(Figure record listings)
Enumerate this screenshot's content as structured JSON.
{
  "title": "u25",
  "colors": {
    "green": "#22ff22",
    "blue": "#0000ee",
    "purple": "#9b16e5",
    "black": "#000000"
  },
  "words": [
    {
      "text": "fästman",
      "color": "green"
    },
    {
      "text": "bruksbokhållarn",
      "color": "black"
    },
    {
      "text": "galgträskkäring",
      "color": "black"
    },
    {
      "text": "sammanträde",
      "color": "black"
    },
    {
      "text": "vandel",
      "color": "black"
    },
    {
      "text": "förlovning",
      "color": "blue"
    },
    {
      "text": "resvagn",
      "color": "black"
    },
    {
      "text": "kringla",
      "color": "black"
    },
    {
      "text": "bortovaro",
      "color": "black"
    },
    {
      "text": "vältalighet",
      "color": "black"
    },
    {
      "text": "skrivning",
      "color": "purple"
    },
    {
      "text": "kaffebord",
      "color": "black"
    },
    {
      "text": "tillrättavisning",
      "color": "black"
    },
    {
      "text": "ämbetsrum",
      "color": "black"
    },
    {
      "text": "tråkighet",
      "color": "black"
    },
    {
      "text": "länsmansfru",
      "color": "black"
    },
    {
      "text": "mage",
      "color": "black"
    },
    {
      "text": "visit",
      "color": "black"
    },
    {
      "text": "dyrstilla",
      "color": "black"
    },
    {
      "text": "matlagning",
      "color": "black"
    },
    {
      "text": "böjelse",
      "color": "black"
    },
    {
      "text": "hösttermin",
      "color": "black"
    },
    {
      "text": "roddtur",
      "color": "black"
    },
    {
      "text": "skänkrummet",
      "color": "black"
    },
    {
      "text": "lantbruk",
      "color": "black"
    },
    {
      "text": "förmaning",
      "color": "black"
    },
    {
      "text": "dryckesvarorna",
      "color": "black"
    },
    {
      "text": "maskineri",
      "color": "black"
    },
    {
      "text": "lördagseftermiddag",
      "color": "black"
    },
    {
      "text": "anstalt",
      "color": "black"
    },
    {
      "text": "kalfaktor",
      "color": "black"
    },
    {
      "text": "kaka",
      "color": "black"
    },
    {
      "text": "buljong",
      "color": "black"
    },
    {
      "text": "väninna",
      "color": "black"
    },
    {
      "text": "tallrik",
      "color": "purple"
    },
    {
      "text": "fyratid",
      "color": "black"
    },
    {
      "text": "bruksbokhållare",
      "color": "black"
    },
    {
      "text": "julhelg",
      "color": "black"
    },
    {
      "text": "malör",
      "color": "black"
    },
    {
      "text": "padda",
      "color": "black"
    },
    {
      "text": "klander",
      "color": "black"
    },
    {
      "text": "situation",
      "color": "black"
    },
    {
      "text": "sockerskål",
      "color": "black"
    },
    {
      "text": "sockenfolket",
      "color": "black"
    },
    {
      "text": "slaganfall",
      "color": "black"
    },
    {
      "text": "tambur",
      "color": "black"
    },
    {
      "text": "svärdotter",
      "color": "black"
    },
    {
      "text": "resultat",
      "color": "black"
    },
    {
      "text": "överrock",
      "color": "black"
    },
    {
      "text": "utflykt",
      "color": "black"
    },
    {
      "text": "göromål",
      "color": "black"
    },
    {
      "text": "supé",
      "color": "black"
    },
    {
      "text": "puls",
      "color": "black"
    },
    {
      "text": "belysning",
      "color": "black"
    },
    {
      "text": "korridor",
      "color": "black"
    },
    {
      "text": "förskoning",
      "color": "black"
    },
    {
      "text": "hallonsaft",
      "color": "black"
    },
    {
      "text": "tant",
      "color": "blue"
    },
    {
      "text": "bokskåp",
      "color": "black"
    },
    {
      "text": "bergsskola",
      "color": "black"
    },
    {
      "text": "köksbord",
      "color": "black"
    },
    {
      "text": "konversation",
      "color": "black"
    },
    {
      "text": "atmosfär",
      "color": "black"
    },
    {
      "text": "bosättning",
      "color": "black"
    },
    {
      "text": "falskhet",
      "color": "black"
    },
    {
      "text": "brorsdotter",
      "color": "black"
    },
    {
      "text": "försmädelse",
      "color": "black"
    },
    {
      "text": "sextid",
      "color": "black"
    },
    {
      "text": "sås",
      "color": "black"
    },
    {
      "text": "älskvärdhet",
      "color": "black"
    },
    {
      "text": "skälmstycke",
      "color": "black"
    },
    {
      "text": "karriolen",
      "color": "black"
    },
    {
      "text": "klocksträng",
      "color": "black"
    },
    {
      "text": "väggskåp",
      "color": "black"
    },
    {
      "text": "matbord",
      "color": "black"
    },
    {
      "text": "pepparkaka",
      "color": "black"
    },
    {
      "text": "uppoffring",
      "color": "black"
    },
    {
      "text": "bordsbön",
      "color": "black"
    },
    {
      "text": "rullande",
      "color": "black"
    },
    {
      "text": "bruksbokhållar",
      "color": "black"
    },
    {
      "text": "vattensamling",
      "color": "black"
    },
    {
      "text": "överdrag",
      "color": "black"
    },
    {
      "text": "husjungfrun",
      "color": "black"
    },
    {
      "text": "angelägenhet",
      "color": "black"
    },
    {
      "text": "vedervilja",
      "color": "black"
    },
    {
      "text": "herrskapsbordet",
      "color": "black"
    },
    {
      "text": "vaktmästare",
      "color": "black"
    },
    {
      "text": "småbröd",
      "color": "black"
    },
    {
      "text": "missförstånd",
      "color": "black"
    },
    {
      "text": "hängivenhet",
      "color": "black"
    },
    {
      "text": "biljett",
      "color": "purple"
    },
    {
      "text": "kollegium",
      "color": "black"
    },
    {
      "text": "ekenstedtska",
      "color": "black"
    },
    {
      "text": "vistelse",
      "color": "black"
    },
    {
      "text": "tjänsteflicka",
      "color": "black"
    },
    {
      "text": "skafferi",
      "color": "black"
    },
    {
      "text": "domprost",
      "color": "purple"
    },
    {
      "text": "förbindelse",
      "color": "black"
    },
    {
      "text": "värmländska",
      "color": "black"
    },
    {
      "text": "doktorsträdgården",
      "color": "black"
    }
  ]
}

> **Exercise task**
Transcribe all the entries, keeping each one exactly as it is.

> **Solution for this problem**
Enumerate this screenshot's content as structured JSON.
{
  "title": "u25",
  "colors": {
    "green": "#22ff22",
    "blue": "#0000ee",
    "purple": "#9b16e5",
    "black": "#000000"
  },
  "words": [
    {
      "text": "fästman",
      "color": "green"
    },
    {
      "text": "bruksbokhållarn",
      "color": "black"
    },
    {
      "text": "galgträskkäring",
      "color": "black"
    },
    {
      "text": "sammanträde",
      "color": "black"
    },
    {
      "text": "vandel",
      "color": "black"
    },
    {
      "text": "förlovning",
      "color": "blue"
    },
    {
      "text": "resvagn",
      "color": "black"
    },
    {
      "text": "kringla",
      "color": "black"
    },
    {
      "text": "bortovaro",
      "color": "black"
    },
    {
      "text": "vältalighet",
      "color": "black"
    },
    {
      "text": "skrivning",
      "color": "purple"
    },
    {
      "text": "kaffebord",
      "color": "black"
    },
    {
      "text": "tillrättavisning",
      "color": "black"
    },
    {
      "text": "ämbetsrum",
      "color": "black"
    },
    {
      "text": "tråkighet",
      "color": "black"
    },
    {
      "text": "länsmansfru",
      "color": "black"
    },
    {
      "text": "mage",
      "color": "black"
    },
    {
      "text": "visit",
      "color": "black"
    },
    {
      "text": "dyrstilla",
      "color": "black"
    },
    {
      "text": "matlagning",
      "color": "black"
    },
    {
      "text": "böjelse",
      "color": "black"
    },
    {
      "text": "hösttermin",
      "color": "black"
    },
    {
      "text": "roddtur",
      "color": "black"
    },
    {
      "text": "skänkrummet",
      "color": "black"
    },
    {
      "text": "lantbruk",
      "color": "black"
    },
    {
      "text": "förmaning",
      "color": "black"
    },
    {
      "text": "dryckesvarorna",
      "color": "black"
    },
    {
      "text": "maskineri",
      "color": "black"
    },
    {
      "text": "lördagseftermiddag",
      "color": "black"
    },
    {
      "text": "anstalt",
      "color": "black"
    },
    {
      "text": "kalfaktor",
      "color": "black"
    },
    {
      "text": "kaka",
      "color": "black"
    },
    {
      "text": "buljong",
      "color": "black"
    },
    {
      "text": "väninna",
      "color": "black"
    },
    {
      "text": "tallrik",
      "color": "purple"
    },
    {
      "text": "fyratid",
      "color": "black"
    },
    {
      "text": "bruksbokhållare",
      "color": "black"
    },
    {
      "text": "julhelg",
      "color": "black"
    },
    {
      "text": "malör",
      "color": "black"
    },
    {
      "text": "padda",
      "color": "black"
    },
    {
      "text": "klander",
      "color": "black"
    },
    {
      "text": "situation",
      "color": "black"
    },
    {
      "text": "sockerskål",
      "color": "black"
    },
    {
      "text": "sockenfolket",
      "color": "black"
    },
    {
      "text": "slaganfall",
      "color": "black"
    },
    {
      "text": "tambur",
      "color": "black"
    },
    {
      "text": "svärdotter",
      "color": "black"
    },
    {
      "text": "resultat",
      "color": "black"
    },
    {
      "text": "överrock",
      "color": "black"
    },
    {
      "text": "utflykt",
      "color": "black"
    },
    {
      "text": "göromål",
      "color": "black"
    },
    {
      "text": "supé",
      "color": "black"
    },
    {
      "text": "puls",
      "color": "black"
    },
    {
      "text": "belysning",
      "color": "black"
    },
    {
      "text": "korridor",
      "color": "black"
    },
    {
      "text": "förskoning",
      "color": "black"
    },
    {
      "text": "hallonsaft",
      "color": "black"
    },
    {
      "text": "tant",
      "color": "blue"
    },
    {
      "text": "bokskåp",
      "color": "black"
    },
    {
      "text": "bergsskola",
      "color": "black"
    },
    {
      "text": "köksbord",
      "color": "black"
    },
    {
      "text": "konversation",
      "color": "black"
    },
    {
      "text": "atmosfär",
      "color": "black"
    },
    {
      "text": "bosättning",
      "color": "black"
    },
    {
      "text": "falskhet",
      "color": "black"
    },
    {
      "text": "brorsdotter",
      "color": "black"
    },
    {
      "text": "försmädelse",
      "color": "black"
    },
    {
      "text": "sextid",
      "color": "black"
    },
    {
      "text": "sås",
      "color": "black"
    },
    {
      "text": "älskvärdhet",
      "color": "black"
    },
    {
      "text": "skälmstycke",
      "color": "black"
    },
    {
      "text": "karriolen",
      "color": "black"
    },
    {
      "text": "klocksträng",
      "color": "black"
    },
    {
      "text": "väggskåp",
      "color": "black"
    },
    {
      "text": "matbord",
      "color": "black"
    },
    {
      "text": "pepparkaka",
      "color": "black"
    },
    {
      "text": "uppoffring",
      "color": "black"
    },
    {
      "text": "bordsbön",
      "color": "black"
    },
    {
      "text": "rullande",
      "color": "black"
    },
    {
      "text": "bruksbokhållar",
      "color": "black"
    },
    {
      "text": "vattensamling",
      "color": "black"
    },
    {
      "text": "överdrag",
      "color": "black"
    },
    {
      "text": "husjungfrun",
      "color": "black"
    },
    {
      "text": "angelägenhet",
      "color": "black"
    },
    {
      "text": "vedervilja",
      "color": "black"
    },
    {
      "text": "herrskapsbordet",
      "color": "black"
    },
    {
      "text": "vaktmästare",
      "color": "black"
    },
    {
      "text": "småbröd",
      "color": "black"
    },
    {
      "text": "missförstånd",
      "color": "black"
    },
    {
      "text": "hängivenhet",
      "color": "black"
    },
    {
      "text": "biljett",
      "color": "purple"
    },
    {
      "text": "kollegium",
      "color": "black"
    },
    {
      "text": "ekenstedtska",
      "color": "black"
    },
    {
      "text": "vistelse",
      "color": "black"
    },
    {
      "text": "tjänsteflicka",
      "color": "black"
    },
    {
      "text": "skafferi",
      "color": "black"
    },
    {
      "text": "domprost",
      "color": "purple"
    },
    {
      "text": "förbindelse",
      "color": "black"
    },
    {
      "text": "värmländska",
      "color": "black"
    },
    {
      "text": "doktorsträdgården",
      "color": "black"
    }
  ]
}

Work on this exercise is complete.